Como a vitamina D afeta crianças e idosos
Crianças e idosos tendem a apresentar sinais mais intensos quando a falta de vitamina D se agrava, pois são fases da vida em que o corpo é mais sensível. Nas crianças, podem surgir atraso de crescimento e dor nas pernas, enquanto em pessoas mais velhas há perda acelerada de massa óssea.
Em qualquer faixa etária, a confirmação do diagnóstico depende de exame laboratorial, que mede a concentração de 25(OH) vitamina D no sangue. Com esse resultado em mãos, o profissional de saúde consegue indicar a melhor forma de correção e acompanhamento ao longo do tempo.
Para você que gosta de se cuidar, separamos um vídeo do canal Clínica IMEB com dicas para repor a vitamina D:
Como repor vitamina D de forma segura no dia a dia
A reposição de vitamina D pode ser feita por exposição solar controlada, alimentação e suplementação orientada. A combinação ideal depende de fatores como idade, cor da pele, rotina, histórico de doenças e uso de medicamentos, sempre considerando o estilo de vida da pessoa.
- Exposição ao sol: Tomar sol em braços e pernas, sem protetor apenas nesse período inicial, por cerca de 10 a 20 minutos, em horários seguros indicados pelo profissional de saúde. Respeitar o tipo de pele: peles mais escuras costumam precisar de um pouco mais de tempo de exposição para produzir a mesma quantidade de vitamina D.

* [DADOS FORNECIDOS]
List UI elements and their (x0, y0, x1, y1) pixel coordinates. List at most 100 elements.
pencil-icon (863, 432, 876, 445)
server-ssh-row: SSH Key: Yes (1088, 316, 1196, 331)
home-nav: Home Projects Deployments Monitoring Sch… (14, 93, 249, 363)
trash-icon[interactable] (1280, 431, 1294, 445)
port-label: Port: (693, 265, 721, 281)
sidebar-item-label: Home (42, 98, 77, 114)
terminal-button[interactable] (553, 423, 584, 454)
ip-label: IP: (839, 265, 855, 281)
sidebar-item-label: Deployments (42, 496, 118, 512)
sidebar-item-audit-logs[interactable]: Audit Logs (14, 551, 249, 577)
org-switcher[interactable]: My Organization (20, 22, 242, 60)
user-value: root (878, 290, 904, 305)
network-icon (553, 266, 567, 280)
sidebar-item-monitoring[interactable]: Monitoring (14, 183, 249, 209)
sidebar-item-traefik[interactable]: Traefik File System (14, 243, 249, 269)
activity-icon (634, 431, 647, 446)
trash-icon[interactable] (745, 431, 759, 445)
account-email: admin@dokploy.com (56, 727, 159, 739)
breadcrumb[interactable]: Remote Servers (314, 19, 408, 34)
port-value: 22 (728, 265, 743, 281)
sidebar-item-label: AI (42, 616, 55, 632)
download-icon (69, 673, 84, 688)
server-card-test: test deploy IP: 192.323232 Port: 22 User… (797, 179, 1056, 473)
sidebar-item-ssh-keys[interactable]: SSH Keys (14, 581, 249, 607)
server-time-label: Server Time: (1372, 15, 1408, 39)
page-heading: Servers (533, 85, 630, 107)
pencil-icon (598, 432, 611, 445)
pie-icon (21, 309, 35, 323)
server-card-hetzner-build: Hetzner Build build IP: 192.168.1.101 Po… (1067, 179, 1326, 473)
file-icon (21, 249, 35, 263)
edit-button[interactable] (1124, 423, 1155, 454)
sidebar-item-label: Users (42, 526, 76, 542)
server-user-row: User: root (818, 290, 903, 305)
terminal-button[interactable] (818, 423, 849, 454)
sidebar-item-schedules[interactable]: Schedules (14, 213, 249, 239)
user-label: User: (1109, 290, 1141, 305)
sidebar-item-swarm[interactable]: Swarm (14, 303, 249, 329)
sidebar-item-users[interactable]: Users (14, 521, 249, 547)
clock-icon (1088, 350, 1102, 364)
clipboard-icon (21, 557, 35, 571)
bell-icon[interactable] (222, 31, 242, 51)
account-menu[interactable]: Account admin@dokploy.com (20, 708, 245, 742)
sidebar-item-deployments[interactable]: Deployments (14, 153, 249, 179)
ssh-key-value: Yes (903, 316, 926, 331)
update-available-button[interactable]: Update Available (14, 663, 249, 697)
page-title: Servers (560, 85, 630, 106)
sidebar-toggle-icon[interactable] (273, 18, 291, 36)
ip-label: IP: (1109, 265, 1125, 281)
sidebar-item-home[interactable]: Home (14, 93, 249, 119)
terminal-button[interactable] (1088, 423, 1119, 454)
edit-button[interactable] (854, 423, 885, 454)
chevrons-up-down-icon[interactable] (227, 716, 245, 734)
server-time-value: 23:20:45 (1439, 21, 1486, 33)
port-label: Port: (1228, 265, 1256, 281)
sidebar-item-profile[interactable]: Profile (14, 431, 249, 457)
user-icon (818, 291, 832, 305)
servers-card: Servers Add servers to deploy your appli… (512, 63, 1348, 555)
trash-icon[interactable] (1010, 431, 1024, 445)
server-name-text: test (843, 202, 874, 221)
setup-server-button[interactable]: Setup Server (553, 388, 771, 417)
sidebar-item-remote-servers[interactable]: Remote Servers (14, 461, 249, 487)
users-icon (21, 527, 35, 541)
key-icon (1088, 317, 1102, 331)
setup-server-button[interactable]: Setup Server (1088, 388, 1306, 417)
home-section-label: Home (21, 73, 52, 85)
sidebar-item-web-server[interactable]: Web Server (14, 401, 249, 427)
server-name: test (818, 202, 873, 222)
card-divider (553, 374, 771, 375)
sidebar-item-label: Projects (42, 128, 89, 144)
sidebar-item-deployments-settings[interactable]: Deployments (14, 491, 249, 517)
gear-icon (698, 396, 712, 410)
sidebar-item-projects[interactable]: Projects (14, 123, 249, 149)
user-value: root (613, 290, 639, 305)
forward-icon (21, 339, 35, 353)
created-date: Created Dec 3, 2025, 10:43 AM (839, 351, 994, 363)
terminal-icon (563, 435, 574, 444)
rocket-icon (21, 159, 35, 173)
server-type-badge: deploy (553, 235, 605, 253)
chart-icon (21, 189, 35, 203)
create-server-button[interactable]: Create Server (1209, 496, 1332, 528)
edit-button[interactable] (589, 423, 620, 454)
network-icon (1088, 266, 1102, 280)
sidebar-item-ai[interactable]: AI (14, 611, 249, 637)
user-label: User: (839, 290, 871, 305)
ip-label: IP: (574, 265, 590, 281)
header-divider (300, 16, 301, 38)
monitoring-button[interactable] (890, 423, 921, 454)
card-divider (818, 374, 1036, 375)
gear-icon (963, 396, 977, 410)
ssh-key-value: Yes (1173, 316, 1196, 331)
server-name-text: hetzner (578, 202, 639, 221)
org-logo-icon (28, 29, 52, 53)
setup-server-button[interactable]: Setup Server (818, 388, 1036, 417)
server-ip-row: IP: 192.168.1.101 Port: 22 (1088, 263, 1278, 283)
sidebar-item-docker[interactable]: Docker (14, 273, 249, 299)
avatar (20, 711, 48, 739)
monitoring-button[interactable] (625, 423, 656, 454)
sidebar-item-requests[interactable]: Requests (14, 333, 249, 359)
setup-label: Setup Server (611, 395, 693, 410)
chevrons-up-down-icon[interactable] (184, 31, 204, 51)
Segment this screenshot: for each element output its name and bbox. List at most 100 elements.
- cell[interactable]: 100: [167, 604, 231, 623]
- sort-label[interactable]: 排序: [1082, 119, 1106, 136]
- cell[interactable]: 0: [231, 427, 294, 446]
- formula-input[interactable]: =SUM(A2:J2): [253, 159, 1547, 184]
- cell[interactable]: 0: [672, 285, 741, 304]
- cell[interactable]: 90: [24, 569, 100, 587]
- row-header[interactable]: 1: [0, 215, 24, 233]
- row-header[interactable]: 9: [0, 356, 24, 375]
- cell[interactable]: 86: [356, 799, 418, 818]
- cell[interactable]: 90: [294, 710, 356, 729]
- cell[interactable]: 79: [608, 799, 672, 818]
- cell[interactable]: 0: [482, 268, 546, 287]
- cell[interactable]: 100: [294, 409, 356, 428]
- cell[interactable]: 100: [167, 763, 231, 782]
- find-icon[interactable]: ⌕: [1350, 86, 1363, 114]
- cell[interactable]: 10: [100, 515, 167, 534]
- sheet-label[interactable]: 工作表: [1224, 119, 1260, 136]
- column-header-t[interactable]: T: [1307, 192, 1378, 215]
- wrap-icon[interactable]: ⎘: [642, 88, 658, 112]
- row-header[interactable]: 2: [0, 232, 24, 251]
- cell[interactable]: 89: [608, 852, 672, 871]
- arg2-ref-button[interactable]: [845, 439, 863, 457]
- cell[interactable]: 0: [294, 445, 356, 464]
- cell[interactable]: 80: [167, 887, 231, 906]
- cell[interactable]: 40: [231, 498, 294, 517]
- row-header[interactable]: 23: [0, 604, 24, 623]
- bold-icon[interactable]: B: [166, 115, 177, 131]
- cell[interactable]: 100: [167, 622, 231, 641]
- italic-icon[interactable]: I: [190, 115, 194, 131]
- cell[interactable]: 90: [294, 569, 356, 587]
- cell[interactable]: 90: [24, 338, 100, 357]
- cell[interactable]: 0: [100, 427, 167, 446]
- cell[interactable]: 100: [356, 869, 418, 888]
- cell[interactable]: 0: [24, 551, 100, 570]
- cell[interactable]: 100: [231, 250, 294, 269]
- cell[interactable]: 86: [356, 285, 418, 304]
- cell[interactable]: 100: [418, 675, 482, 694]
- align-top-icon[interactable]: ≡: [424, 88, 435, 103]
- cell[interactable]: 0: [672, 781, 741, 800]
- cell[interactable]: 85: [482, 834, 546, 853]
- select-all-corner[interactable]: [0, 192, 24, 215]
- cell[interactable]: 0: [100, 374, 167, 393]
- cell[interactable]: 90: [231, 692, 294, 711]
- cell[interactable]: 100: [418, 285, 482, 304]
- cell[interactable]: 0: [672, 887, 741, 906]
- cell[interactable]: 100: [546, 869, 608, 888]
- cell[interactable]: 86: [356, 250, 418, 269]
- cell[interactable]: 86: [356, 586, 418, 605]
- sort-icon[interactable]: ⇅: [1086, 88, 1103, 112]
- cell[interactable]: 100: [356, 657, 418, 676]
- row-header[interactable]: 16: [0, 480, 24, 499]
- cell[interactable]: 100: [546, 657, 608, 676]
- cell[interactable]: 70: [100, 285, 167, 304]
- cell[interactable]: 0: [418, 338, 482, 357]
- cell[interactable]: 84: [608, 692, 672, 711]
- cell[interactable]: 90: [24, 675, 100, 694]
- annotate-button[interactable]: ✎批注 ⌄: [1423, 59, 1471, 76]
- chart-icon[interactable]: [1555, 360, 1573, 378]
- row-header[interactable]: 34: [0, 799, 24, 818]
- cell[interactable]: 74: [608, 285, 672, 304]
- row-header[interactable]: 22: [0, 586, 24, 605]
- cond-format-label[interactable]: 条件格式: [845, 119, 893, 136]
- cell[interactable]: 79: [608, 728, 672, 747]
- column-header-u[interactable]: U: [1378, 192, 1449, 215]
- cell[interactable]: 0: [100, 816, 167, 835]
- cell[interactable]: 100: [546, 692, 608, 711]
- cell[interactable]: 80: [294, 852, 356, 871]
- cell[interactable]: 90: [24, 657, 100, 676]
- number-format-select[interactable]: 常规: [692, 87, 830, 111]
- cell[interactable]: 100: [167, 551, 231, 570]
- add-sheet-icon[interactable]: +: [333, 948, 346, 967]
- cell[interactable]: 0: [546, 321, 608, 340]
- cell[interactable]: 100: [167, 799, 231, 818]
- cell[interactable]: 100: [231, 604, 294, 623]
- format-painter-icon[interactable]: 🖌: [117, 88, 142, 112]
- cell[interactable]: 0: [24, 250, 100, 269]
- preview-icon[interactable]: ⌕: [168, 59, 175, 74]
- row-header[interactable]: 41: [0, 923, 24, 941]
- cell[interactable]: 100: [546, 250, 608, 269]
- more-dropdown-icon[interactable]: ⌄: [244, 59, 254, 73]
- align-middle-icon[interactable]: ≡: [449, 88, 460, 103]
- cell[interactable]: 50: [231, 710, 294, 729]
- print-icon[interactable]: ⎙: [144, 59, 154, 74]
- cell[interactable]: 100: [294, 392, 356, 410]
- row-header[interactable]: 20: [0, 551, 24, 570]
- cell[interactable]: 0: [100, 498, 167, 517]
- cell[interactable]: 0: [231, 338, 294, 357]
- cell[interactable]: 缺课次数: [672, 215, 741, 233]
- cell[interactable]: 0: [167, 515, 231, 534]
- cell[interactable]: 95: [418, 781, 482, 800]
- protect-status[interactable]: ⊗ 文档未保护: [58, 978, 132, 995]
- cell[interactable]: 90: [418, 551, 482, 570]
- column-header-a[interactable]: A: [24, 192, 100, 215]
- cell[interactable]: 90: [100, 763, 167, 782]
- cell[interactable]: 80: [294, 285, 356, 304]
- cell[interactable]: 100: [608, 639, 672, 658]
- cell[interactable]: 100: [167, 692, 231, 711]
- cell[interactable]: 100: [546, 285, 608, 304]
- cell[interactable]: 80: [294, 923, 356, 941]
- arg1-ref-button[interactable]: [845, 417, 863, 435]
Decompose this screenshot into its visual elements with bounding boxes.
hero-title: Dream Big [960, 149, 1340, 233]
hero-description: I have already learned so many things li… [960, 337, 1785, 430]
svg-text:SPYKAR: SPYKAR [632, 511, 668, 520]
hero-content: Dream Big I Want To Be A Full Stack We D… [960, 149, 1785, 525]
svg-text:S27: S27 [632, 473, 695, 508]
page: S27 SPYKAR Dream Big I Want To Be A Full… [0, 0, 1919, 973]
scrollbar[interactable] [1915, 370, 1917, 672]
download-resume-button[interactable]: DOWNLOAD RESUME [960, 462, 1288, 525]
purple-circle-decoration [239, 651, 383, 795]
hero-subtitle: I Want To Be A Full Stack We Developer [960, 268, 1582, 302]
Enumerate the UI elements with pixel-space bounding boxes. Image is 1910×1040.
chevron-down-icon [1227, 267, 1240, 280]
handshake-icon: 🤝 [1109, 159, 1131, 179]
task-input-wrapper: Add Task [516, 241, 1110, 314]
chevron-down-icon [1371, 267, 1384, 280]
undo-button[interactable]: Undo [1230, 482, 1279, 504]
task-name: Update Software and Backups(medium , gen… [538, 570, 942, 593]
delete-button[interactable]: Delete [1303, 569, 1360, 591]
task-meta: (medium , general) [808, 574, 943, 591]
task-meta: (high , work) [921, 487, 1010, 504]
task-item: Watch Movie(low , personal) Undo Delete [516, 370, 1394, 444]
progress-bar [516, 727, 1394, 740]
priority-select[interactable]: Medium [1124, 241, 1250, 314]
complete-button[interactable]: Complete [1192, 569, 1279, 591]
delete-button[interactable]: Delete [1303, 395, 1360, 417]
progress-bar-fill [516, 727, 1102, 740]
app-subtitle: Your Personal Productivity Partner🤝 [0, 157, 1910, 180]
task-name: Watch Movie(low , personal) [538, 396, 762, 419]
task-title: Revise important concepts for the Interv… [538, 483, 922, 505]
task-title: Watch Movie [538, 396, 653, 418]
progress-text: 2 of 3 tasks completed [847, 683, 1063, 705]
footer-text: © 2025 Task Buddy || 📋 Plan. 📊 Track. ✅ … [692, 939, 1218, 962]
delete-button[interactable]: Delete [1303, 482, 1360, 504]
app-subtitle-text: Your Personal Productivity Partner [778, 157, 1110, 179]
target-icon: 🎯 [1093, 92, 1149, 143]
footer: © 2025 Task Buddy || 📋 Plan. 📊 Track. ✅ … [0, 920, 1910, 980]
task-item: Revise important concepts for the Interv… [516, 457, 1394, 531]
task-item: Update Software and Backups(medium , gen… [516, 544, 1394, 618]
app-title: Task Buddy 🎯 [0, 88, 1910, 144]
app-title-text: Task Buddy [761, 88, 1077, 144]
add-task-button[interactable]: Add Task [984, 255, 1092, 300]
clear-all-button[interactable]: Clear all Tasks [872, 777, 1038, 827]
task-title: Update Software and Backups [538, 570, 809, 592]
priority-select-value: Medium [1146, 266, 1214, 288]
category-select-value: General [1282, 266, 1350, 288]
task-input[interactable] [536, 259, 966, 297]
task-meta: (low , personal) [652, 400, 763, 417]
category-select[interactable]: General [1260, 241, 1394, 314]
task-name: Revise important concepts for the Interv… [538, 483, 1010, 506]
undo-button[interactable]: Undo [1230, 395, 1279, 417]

* [INSTRUÇÕES]
1. Responda com base no trecho sobre vitamina D:
(a) Quais sinais podem surgir nas crianças quando falta vitamina D?
(b) O que o exame laboratorial mede no sangue?
(c) Por quanto tempo se recomenda tomar sol em braços e pernas?
2. Prossiga com o trecho sobre vitamina D a partir da última frase mostrada.

* [RESPOSTAS ESPERADAS]
1.
(a) Atraso de crescimento e dor nas pernas.
(b) A concentração de 25(OH) vitamina D.
(c) Por cerca de 10 a 20 minutos.

2.
- Alimentação: Peixes gordurosos, como salmão, sardinha e atum. Gema de ovo e fígado. Leite e derivados fortificados, quando disponíveis.
- Suplementos de vitamina D: Devem ser utilizados apenas com orientação profissional e após avaliação clínica e laboratorial. A dose varia conforme o grau de deficiência, idade e presença de outras condições de saúde.
Quem tem mais risco de falta de vitamina D e como prevenir
Alguns grupos apresentam maior risco de deficiência de vitamina D, como pessoas que quase não se expõem ao sol, idosos, indivíduos com pele mais escura, pessoas com obesidade e quem fez cirurgia bariátrica. Doenças que prejudicam a absorção de nutrientes e morar em regiões com pouco sol também aumentam essa vulnerabilidade.
Para prevenir a falta de vitamina D, vale organizar pequenas pausas ao ar livre, preferir ambientes com luz natural, manter alimentação variada e fazer check-ups periódicos. Com orientação profissional, é possível ajustar o estilo de vida e, se necessário, usar suplementos para manter níveis adequados e cuidar melhor da saúde ao longo da vida.